CHALLENGE
Find the line that contains "Parse this screenshot: output". Copy it and every line after it to the end of the material below, exactly, with no pictures.
━━━━━━━━━━━━━━━━━━━━
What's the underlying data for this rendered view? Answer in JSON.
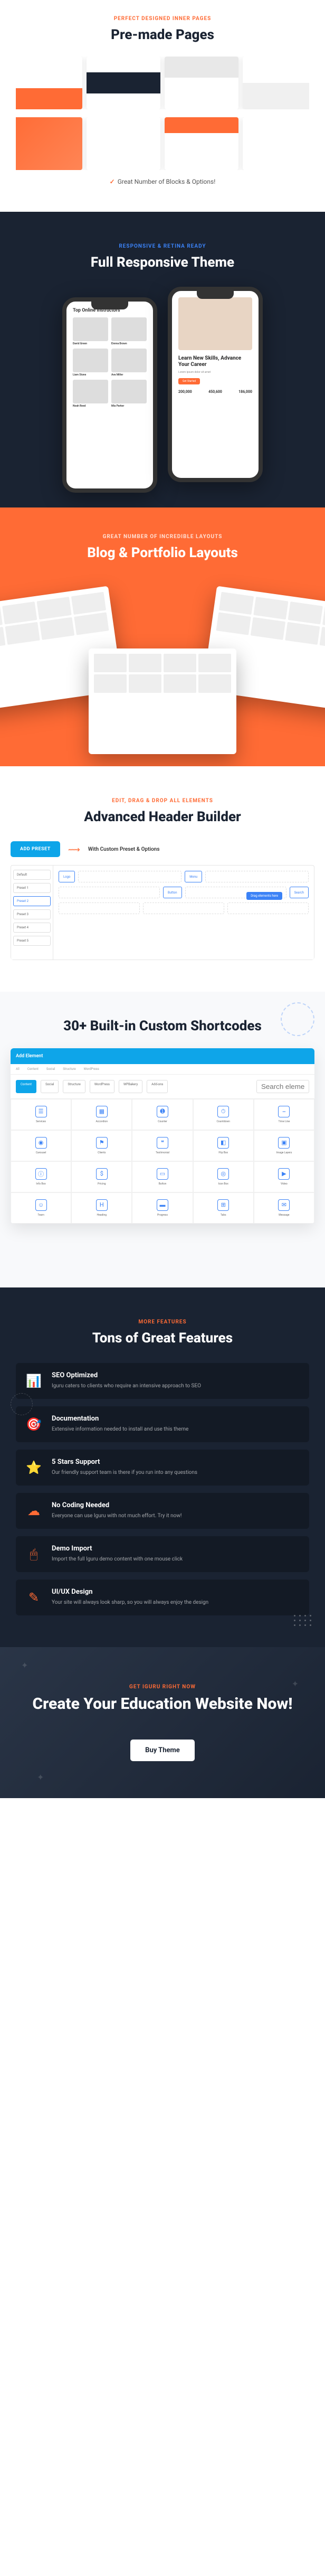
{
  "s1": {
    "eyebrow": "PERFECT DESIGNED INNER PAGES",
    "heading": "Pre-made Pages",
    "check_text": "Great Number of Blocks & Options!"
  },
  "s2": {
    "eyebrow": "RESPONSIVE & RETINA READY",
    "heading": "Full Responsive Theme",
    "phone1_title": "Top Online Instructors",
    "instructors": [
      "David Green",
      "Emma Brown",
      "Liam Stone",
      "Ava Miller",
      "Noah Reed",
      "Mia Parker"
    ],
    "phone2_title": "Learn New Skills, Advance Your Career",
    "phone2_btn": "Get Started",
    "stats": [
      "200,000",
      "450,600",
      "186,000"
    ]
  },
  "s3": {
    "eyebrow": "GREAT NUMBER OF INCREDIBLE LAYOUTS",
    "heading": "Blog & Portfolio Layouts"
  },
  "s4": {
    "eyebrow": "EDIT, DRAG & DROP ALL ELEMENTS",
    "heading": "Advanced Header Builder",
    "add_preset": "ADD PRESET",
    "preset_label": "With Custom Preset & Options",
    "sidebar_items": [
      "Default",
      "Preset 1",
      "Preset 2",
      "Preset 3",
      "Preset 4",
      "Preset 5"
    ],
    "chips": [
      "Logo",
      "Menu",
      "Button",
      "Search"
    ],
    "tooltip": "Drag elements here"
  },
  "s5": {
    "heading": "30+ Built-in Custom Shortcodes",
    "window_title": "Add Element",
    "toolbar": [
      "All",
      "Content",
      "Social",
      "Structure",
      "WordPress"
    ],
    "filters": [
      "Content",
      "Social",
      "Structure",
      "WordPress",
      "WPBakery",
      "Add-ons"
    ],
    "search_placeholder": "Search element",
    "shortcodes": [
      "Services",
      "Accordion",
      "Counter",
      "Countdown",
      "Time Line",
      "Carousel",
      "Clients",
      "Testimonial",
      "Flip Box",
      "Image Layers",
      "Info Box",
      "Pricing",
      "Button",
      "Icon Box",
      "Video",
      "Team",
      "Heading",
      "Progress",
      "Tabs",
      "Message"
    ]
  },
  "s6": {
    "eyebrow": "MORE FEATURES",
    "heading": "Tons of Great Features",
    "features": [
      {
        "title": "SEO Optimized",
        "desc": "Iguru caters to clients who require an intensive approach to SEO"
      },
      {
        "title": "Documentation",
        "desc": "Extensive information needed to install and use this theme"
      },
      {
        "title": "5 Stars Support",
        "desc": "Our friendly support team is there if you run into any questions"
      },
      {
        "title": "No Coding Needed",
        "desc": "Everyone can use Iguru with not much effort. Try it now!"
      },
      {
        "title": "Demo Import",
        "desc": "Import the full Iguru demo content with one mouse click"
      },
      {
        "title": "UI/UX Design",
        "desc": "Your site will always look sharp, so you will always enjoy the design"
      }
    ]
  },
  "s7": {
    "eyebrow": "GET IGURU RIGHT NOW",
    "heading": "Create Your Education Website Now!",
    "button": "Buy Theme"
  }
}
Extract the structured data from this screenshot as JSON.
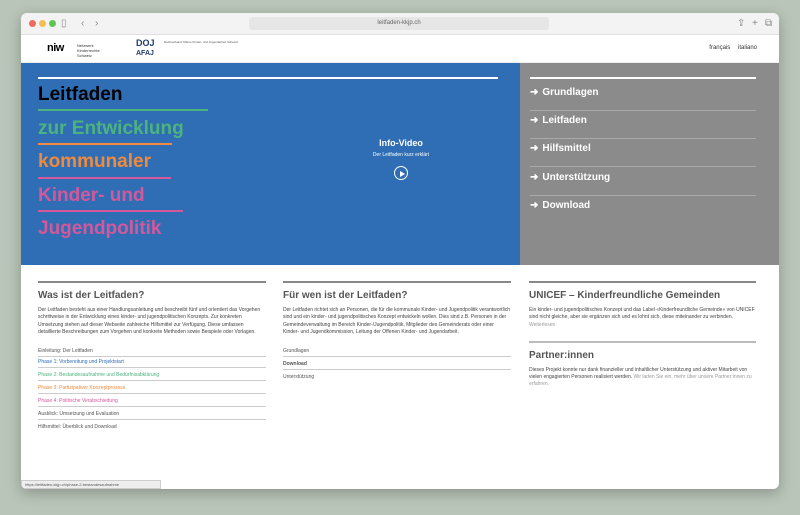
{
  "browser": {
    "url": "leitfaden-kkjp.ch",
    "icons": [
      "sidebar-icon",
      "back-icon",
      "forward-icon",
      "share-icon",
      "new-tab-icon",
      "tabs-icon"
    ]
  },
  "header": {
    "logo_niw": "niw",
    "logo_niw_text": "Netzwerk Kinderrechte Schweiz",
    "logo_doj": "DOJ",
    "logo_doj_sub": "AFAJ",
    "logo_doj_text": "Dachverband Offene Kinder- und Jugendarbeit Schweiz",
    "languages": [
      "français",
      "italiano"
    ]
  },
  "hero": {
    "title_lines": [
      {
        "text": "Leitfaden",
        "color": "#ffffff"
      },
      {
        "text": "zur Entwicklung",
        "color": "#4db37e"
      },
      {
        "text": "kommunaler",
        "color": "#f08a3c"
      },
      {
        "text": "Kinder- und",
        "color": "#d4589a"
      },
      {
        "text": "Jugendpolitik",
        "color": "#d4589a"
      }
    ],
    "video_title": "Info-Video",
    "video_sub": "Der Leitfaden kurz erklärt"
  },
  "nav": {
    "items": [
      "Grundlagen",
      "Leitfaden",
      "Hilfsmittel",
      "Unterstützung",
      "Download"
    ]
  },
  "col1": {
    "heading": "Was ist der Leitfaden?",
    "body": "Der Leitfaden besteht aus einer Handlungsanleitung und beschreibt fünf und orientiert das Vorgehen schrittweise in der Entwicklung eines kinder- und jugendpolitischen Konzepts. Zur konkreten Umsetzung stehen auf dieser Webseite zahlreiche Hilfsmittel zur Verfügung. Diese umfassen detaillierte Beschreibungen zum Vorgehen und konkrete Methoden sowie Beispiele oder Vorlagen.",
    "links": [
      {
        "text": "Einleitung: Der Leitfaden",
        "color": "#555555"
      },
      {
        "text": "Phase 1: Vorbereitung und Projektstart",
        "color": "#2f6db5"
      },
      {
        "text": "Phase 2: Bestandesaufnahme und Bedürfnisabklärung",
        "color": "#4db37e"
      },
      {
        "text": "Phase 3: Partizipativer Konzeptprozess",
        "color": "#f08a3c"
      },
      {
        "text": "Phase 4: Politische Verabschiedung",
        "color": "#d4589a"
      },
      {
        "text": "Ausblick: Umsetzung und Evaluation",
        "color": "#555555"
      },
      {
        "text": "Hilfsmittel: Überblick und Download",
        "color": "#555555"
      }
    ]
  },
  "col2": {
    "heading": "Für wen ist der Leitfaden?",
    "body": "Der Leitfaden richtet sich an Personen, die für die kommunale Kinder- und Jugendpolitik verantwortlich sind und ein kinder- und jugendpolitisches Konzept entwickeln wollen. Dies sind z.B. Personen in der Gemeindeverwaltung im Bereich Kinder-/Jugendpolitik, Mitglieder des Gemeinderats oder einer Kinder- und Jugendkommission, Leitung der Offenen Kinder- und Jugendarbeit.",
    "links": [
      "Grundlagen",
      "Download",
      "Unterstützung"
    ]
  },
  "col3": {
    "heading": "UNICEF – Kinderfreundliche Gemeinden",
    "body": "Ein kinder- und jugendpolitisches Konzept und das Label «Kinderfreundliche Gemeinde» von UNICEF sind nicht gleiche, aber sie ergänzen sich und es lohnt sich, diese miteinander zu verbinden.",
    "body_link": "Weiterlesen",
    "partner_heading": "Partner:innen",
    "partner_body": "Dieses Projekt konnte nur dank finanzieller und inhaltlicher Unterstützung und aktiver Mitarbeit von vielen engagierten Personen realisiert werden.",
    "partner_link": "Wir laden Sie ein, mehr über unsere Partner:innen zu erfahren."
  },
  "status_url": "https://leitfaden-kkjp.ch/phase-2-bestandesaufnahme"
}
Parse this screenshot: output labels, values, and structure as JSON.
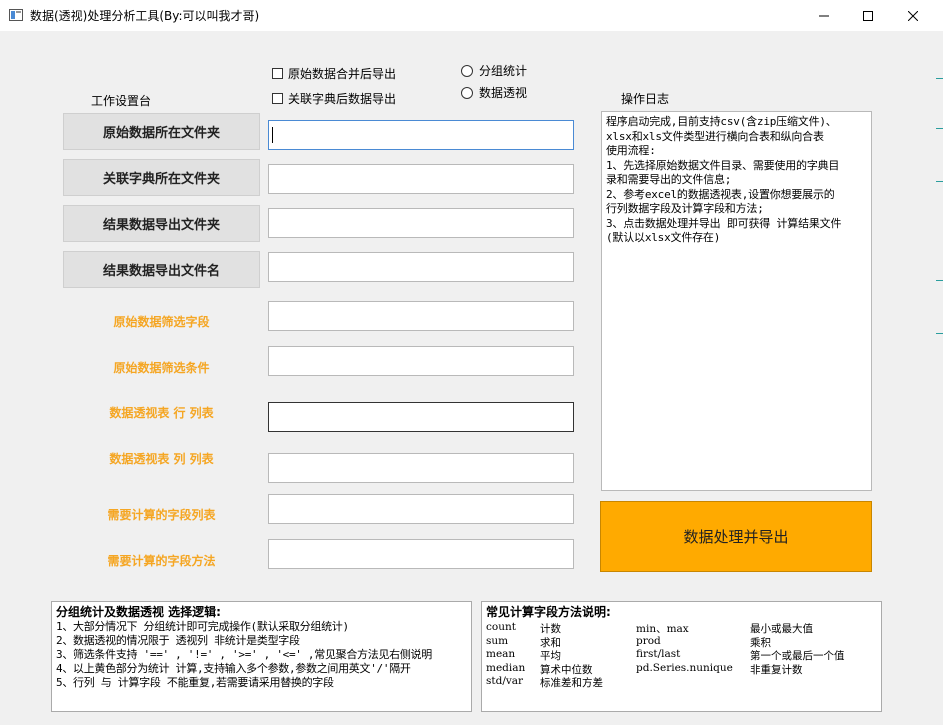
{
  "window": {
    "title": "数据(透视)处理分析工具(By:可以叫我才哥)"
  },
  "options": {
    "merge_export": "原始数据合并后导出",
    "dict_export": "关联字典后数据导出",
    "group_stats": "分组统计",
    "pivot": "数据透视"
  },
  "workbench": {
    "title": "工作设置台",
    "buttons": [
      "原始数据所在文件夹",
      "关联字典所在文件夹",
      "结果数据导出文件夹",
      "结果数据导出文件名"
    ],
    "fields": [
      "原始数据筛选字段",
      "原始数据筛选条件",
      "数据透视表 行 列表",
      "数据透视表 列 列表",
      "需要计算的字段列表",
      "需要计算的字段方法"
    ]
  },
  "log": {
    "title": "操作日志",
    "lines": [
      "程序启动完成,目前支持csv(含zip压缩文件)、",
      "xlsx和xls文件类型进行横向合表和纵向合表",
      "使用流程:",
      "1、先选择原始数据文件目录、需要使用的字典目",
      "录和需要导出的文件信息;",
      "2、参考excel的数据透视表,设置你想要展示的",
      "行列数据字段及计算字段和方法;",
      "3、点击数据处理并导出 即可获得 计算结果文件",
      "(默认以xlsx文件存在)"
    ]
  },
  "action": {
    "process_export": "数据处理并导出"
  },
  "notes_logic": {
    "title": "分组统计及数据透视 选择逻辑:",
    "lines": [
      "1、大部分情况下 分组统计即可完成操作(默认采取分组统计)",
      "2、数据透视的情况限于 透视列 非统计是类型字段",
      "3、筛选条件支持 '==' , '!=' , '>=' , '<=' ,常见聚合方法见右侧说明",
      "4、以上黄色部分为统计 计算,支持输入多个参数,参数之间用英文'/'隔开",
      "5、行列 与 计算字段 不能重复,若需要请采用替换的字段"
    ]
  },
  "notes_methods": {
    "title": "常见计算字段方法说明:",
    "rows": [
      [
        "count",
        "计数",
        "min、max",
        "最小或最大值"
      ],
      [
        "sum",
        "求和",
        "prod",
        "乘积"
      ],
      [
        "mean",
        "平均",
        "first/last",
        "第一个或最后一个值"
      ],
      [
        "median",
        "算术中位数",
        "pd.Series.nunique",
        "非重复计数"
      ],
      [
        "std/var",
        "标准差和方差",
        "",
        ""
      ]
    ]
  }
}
━━━━━━━━━━━━━━━━━━━━
ANSWER TO THE EXERCISE
Parse this screenshot: output labels, values, and structure as JSON.
{
  "window": {
    "title": "数据(透视)处理分析工具(By:可以叫我才哥)"
  },
  "options": {
    "merge_export": "原始数据合并后导出",
    "dict_export": "关联字典后数据导出",
    "group_stats": "分组统计",
    "pivot": "数据透视"
  },
  "workbench": {
    "title": "工作设置台",
    "buttons": [
      "原始数据所在文件夹",
      "关联字典所在文件夹",
      "结果数据导出文件夹",
      "结果数据导出文件名"
    ],
    "fields": [
      "原始数据筛选字段",
      "原始数据筛选条件",
      "数据透视表 行 列表",
      "数据透视表 列 列表",
      "需要计算的字段列表",
      "需要计算的字段方法"
    ]
  },
  "log": {
    "title": "操作日志",
    "lines": [
      "程序启动完成,目前支持csv(含zip压缩文件)、",
      "xlsx和xls文件类型进行横向合表和纵向合表",
      "使用流程:",
      "1、先选择原始数据文件目录、需要使用的字典目",
      "录和需要导出的文件信息;",
      "2、参考excel的数据透视表,设置你想要展示的",
      "行列数据字段及计算字段和方法;",
      "3、点击数据处理并导出 即可获得 计算结果文件",
      "(默认以xlsx文件存在)"
    ]
  },
  "action": {
    "process_export": "数据处理并导出"
  },
  "notes_logic": {
    "title": "分组统计及数据透视 选择逻辑:",
    "lines": [
      "1、大部分情况下 分组统计即可完成操作(默认采取分组统计)",
      "2、数据透视的情况限于 透视列 非统计是类型字段",
      "3、筛选条件支持 '==' , '!=' , '>=' , '<=' ,常见聚合方法见右侧说明",
      "4、以上黄色部分为统计 计算,支持输入多个参数,参数之间用英文'/'隔开",
      "5、行列 与 计算字段 不能重复,若需要请采用替换的字段"
    ]
  },
  "notes_methods": {
    "title": "常见计算字段方法说明:",
    "rows": [
      [
        "count",
        "计数",
        "min、max",
        "最小或最大值"
      ],
      [
        "sum",
        "求和",
        "prod",
        "乘积"
      ],
      [
        "mean",
        "平均",
        "first/last",
        "第一个或最后一个值"
      ],
      [
        "median",
        "算术中位数",
        "pd.Series.nunique",
        "非重复计数"
      ],
      [
        "std/var",
        "标准差和方差",
        "",
        ""
      ]
    ]
  }
}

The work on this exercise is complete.